Keep the pictures out of the copy and print all the entries below exactly.

--- THE INPUT ---

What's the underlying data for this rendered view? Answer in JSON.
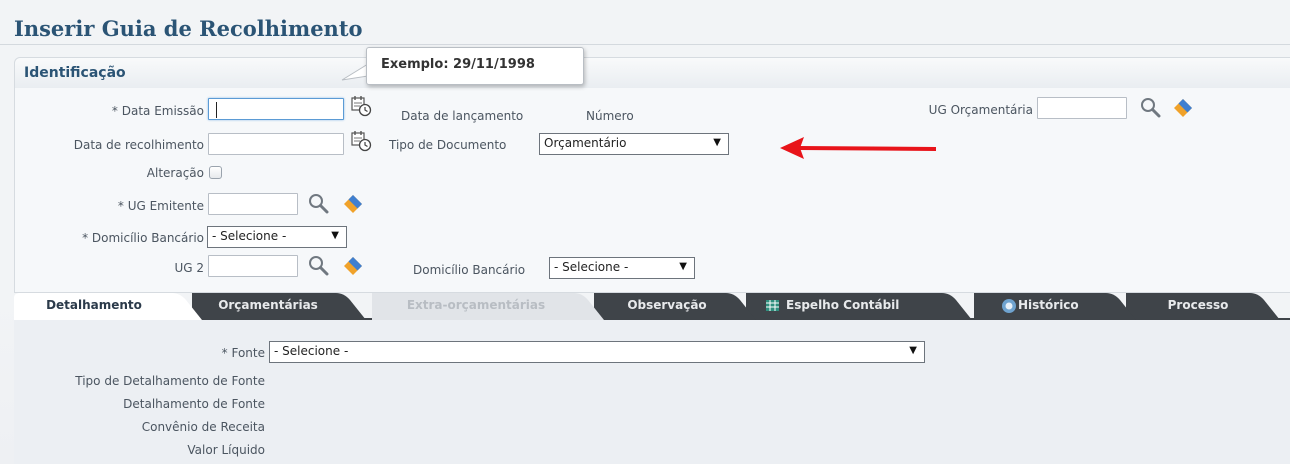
{
  "page": {
    "title": "Inserir Guia de Recolhimento"
  },
  "tooltip": {
    "text": "Exemplo: 29/11/1998"
  },
  "identificacao": {
    "title": "Identificação",
    "data_emissao": {
      "label": "* Data Emissão",
      "value": ""
    },
    "data_recolhimento": {
      "label": "Data de recolhimento",
      "value": ""
    },
    "alteracao": {
      "label": "Alteração",
      "checked": false
    },
    "ug_emitente": {
      "label": "* UG Emitente",
      "value": ""
    },
    "domicilio_bancario_1": {
      "label": "* Domicílio Bancário",
      "value": "- Selecione -"
    },
    "ug2": {
      "label": "UG 2",
      "value": ""
    },
    "data_lancamento": {
      "label": "Data de lançamento"
    },
    "numero": {
      "label": "Número"
    },
    "tipo_documento": {
      "label": "Tipo de Documento",
      "value": "Orçamentário"
    },
    "domicilio_bancario_2": {
      "label": "Domicílio Bancário",
      "value": "- Selecione -"
    },
    "ug_orcamentaria": {
      "label": "UG Orçamentária",
      "value": ""
    }
  },
  "tabs": [
    {
      "label": "Detalhamento",
      "state": "active"
    },
    {
      "label": "Orçamentárias",
      "state": "normal"
    },
    {
      "label": "Extra-orçamentárias",
      "state": "disabled"
    },
    {
      "label": "Observação",
      "state": "normal"
    },
    {
      "label": "Espelho Contábil",
      "state": "normal",
      "icon": "table-icon"
    },
    {
      "label": "Histórico",
      "state": "normal",
      "icon": "history-icon"
    },
    {
      "label": "Processo",
      "state": "normal"
    }
  ],
  "detalhamento": {
    "fonte": {
      "label": "* Fonte",
      "value": "- Selecione -"
    },
    "tipo_detalhamento_fonte": {
      "label": "Tipo de Detalhamento de Fonte"
    },
    "detalhamento_fonte": {
      "label": "Detalhamento de Fonte"
    },
    "convenio_receita": {
      "label": "Convênio de Receita"
    },
    "valor_liquido": {
      "label": "Valor Líquido"
    }
  },
  "annotation": {
    "arrow_color": "#e8141a"
  },
  "colors": {
    "title": "#2b5475",
    "dark_tab": "#3f4449",
    "active_tab": "#ffffff"
  }
}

---

▶ _EXERCISE OUTPUT_:
What's the underlying data for this rendered view? Answer in JSON.
{
  "page": {
    "title": "Inserir Guia de Recolhimento"
  },
  "tooltip": {
    "text": "Exemplo: 29/11/1998"
  },
  "identificacao": {
    "title": "Identificação",
    "data_emissao": {
      "label": "* Data Emissão",
      "value": ""
    },
    "data_recolhimento": {
      "label": "Data de recolhimento",
      "value": ""
    },
    "alteracao": {
      "label": "Alteração",
      "checked": false
    },
    "ug_emitente": {
      "label": "* UG Emitente",
      "value": ""
    },
    "domicilio_bancario_1": {
      "label": "* Domicílio Bancário",
      "value": "- Selecione -"
    },
    "ug2": {
      "label": "UG 2",
      "value": ""
    },
    "data_lancamento": {
      "label": "Data de lançamento"
    },
    "numero": {
      "label": "Número"
    },
    "tipo_documento": {
      "label": "Tipo de Documento",
      "value": "Orçamentário"
    },
    "domicilio_bancario_2": {
      "label": "Domicílio Bancário",
      "value": "- Selecione -"
    },
    "ug_orcamentaria": {
      "label": "UG Orçamentária",
      "value": ""
    }
  },
  "tabs": [
    {
      "label": "Detalhamento",
      "state": "active"
    },
    {
      "label": "Orçamentárias",
      "state": "normal"
    },
    {
      "label": "Extra-orçamentárias",
      "state": "disabled"
    },
    {
      "label": "Observação",
      "state": "normal"
    },
    {
      "label": "Espelho Contábil",
      "state": "normal",
      "icon": "table-icon"
    },
    {
      "label": "Histórico",
      "state": "normal",
      "icon": "history-icon"
    },
    {
      "label": "Processo",
      "state": "normal"
    }
  ],
  "detalhamento": {
    "fonte": {
      "label": "* Fonte",
      "value": "- Selecione -"
    },
    "tipo_detalhamento_fonte": {
      "label": "Tipo de Detalhamento de Fonte"
    },
    "detalhamento_fonte": {
      "label": "Detalhamento de Fonte"
    },
    "convenio_receita": {
      "label": "Convênio de Receita"
    },
    "valor_liquido": {
      "label": "Valor Líquido"
    }
  },
  "annotation": {
    "arrow_color": "#e8141a"
  },
  "colors": {
    "title": "#2b5475",
    "dark_tab": "#3f4449",
    "active_tab": "#ffffff"
  }
}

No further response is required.